Task statement → Return every line below in which "多倍体一般茎秆粗壮" appears.

[Collected data entries]
----------------

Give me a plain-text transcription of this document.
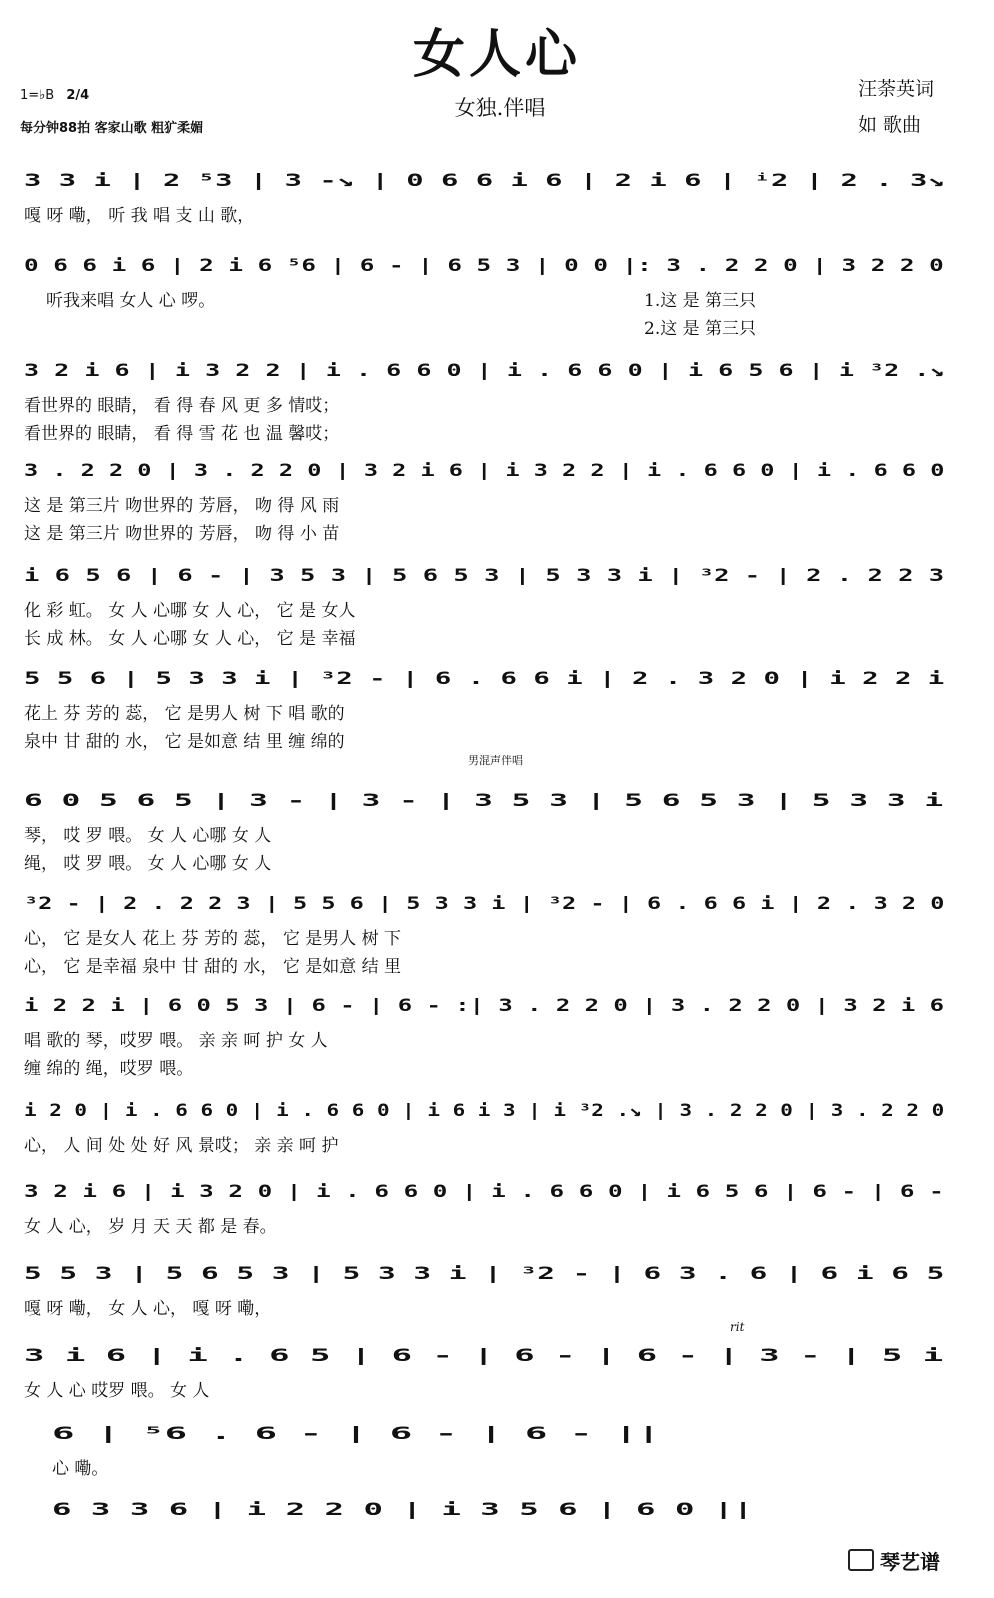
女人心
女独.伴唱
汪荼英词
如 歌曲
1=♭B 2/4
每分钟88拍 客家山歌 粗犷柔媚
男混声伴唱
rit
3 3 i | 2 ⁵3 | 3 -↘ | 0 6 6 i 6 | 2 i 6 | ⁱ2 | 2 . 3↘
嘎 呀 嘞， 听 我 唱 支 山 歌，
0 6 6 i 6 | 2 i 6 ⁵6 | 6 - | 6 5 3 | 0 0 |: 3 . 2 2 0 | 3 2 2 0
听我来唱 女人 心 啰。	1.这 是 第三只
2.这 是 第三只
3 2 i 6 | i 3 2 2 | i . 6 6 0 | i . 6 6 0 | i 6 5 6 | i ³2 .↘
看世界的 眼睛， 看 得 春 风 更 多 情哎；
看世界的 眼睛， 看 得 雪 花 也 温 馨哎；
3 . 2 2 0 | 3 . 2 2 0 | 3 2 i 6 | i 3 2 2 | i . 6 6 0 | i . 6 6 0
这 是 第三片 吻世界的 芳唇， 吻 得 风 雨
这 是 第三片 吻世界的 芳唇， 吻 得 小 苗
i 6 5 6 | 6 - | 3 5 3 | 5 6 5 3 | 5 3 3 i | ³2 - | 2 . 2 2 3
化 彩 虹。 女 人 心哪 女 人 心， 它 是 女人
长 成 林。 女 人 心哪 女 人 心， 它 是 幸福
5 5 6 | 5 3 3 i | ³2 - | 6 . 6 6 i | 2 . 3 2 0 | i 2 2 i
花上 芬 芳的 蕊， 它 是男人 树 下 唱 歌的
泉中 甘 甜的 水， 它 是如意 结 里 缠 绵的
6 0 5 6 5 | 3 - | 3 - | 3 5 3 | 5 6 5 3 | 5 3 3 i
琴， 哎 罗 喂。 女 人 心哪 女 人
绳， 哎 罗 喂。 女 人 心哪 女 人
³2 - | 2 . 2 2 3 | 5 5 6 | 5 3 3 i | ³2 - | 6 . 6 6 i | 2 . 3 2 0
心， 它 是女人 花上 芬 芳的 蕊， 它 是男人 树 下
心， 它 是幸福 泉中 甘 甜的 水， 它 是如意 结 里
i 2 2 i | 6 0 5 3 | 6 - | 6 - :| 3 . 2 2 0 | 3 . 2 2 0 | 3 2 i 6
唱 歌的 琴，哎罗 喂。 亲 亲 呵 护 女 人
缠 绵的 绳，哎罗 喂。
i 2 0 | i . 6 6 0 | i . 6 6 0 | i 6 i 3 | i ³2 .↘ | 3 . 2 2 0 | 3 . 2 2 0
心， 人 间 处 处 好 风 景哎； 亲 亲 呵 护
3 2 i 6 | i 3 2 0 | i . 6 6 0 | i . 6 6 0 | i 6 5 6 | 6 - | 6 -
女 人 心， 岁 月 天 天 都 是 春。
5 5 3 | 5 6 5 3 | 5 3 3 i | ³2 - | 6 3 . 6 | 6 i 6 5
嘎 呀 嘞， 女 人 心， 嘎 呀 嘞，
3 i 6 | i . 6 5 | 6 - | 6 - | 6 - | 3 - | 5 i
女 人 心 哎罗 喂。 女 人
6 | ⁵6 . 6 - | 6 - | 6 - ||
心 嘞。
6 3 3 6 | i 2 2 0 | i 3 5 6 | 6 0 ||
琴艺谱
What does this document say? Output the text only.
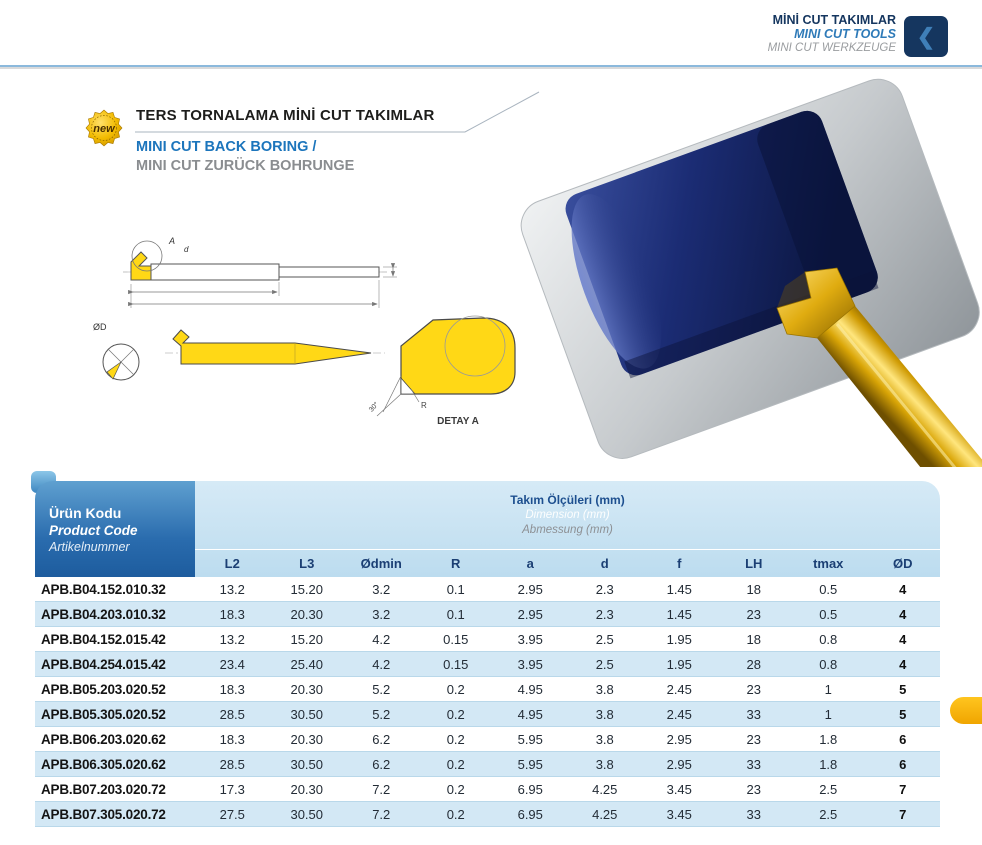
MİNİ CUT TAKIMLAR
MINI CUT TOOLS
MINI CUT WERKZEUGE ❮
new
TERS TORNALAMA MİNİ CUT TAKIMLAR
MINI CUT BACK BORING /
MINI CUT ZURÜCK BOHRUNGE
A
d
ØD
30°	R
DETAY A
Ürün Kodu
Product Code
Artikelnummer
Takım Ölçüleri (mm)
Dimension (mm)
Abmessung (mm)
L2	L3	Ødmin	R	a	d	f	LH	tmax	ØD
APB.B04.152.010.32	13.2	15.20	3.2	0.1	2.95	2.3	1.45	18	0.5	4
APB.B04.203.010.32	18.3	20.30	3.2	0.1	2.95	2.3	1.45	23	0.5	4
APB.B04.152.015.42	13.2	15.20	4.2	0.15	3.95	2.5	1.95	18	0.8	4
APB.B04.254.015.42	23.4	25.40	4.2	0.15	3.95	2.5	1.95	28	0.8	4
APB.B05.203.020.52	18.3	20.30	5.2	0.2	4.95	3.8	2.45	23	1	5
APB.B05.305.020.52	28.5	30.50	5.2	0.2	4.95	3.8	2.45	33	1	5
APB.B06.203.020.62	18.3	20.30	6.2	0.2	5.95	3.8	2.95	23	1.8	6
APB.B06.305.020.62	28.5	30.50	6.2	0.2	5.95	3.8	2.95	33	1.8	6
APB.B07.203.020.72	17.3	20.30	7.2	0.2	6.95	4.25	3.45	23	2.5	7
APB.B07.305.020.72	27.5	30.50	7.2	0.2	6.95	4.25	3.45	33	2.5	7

----------------

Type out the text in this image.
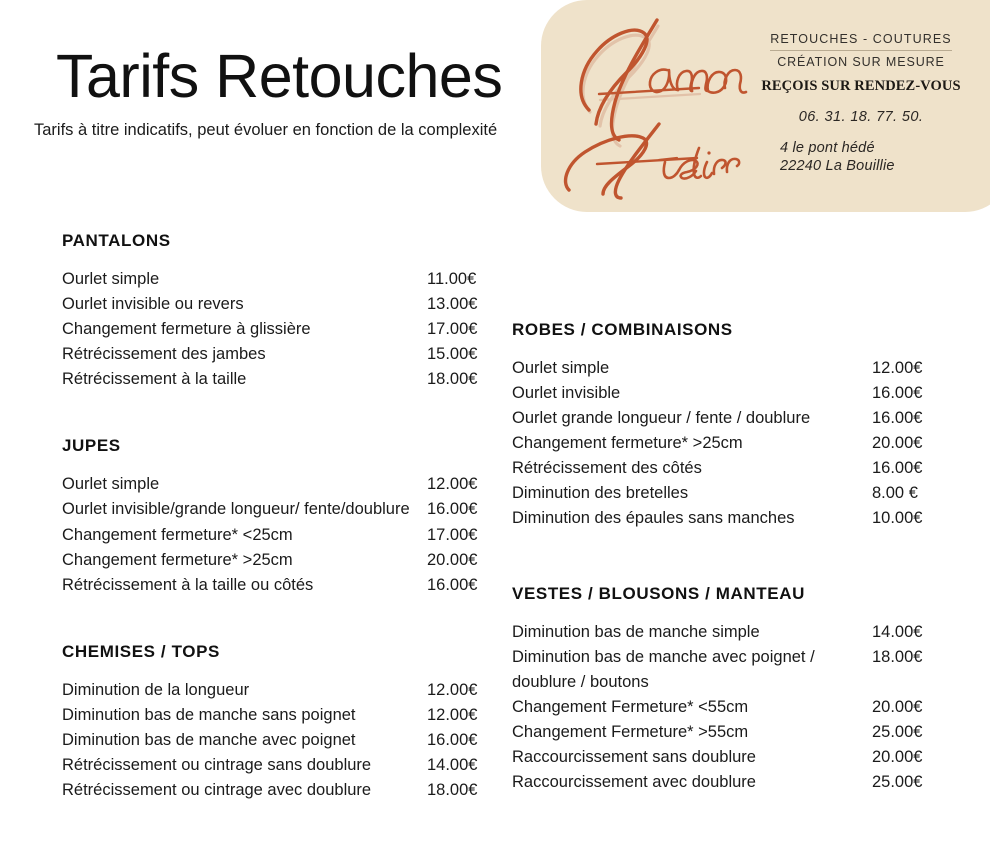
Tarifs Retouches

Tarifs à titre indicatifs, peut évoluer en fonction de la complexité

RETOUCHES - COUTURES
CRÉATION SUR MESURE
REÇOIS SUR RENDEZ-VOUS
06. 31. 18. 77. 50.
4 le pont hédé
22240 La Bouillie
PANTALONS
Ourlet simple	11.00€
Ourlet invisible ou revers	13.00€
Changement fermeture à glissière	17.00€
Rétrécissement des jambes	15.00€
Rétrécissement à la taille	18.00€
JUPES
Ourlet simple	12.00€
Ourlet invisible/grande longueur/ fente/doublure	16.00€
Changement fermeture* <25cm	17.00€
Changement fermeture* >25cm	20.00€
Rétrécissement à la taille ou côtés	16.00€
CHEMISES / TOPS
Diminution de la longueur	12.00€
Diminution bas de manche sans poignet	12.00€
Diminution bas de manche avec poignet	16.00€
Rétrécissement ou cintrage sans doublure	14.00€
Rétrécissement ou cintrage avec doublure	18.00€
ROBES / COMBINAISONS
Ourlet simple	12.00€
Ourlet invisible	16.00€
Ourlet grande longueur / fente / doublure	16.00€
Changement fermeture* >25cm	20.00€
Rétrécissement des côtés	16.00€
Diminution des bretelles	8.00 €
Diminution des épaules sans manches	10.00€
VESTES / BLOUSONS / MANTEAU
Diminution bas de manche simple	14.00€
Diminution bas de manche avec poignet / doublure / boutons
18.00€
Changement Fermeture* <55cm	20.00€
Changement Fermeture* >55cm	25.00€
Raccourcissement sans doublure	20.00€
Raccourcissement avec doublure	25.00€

----------------

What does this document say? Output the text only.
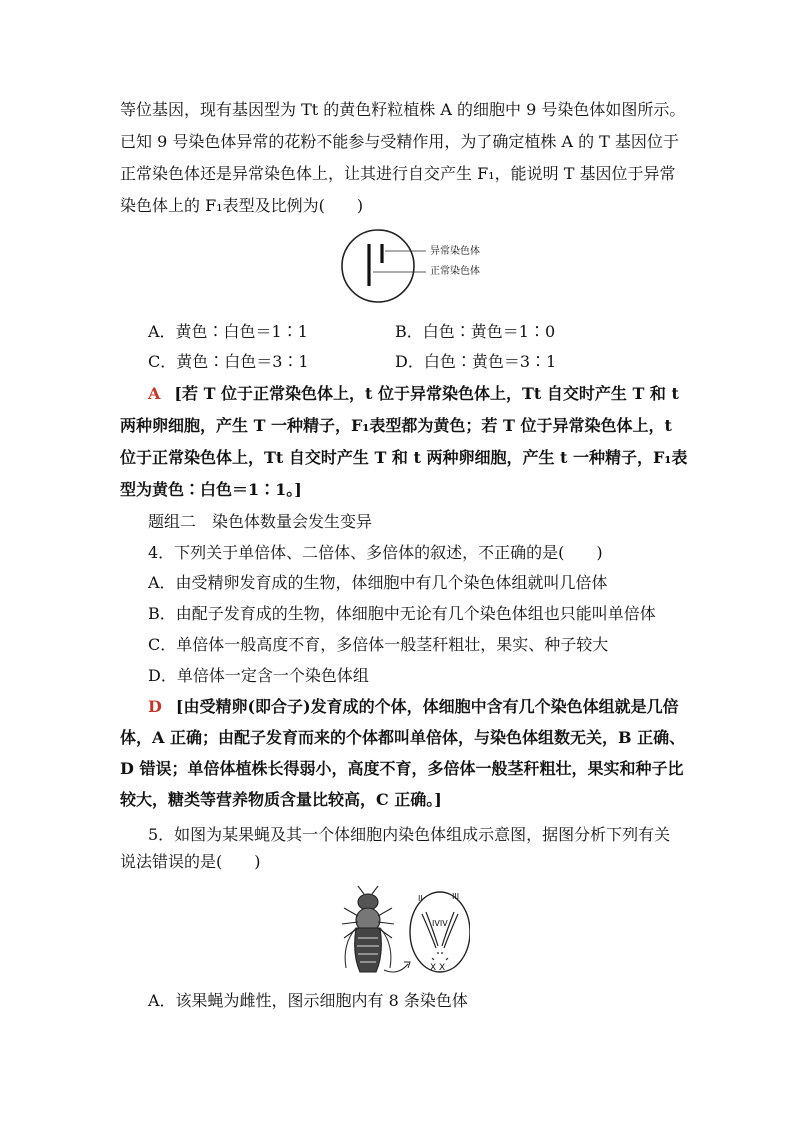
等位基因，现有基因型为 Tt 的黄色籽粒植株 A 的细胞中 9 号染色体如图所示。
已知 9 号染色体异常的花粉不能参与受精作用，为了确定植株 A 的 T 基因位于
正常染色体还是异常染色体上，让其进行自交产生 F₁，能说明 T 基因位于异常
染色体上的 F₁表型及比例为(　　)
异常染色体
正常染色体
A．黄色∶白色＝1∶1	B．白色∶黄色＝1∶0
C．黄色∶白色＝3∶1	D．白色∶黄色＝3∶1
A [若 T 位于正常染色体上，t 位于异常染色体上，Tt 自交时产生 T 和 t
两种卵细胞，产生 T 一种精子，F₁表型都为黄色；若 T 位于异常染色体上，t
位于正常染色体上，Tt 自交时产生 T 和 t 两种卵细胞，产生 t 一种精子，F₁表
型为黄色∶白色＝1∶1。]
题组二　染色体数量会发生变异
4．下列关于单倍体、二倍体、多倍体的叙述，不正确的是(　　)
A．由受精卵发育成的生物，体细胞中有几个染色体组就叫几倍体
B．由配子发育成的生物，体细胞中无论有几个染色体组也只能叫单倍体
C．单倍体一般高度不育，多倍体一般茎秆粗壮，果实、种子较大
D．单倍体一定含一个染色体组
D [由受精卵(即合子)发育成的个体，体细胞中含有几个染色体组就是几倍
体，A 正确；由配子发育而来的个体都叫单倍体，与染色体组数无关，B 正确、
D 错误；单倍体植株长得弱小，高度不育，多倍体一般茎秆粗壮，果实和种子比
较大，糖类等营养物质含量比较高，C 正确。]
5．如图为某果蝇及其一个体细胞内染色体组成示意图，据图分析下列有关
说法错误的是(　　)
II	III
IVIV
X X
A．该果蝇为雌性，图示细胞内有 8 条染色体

----------------

Finished task →
C．单倍体一般高度不育，多倍体一般茎秆粗壮，果实、种子较大
D 错误；单倍体植株长得弱小，高度不育，多倍体一般茎秆粗壮，果实和种子比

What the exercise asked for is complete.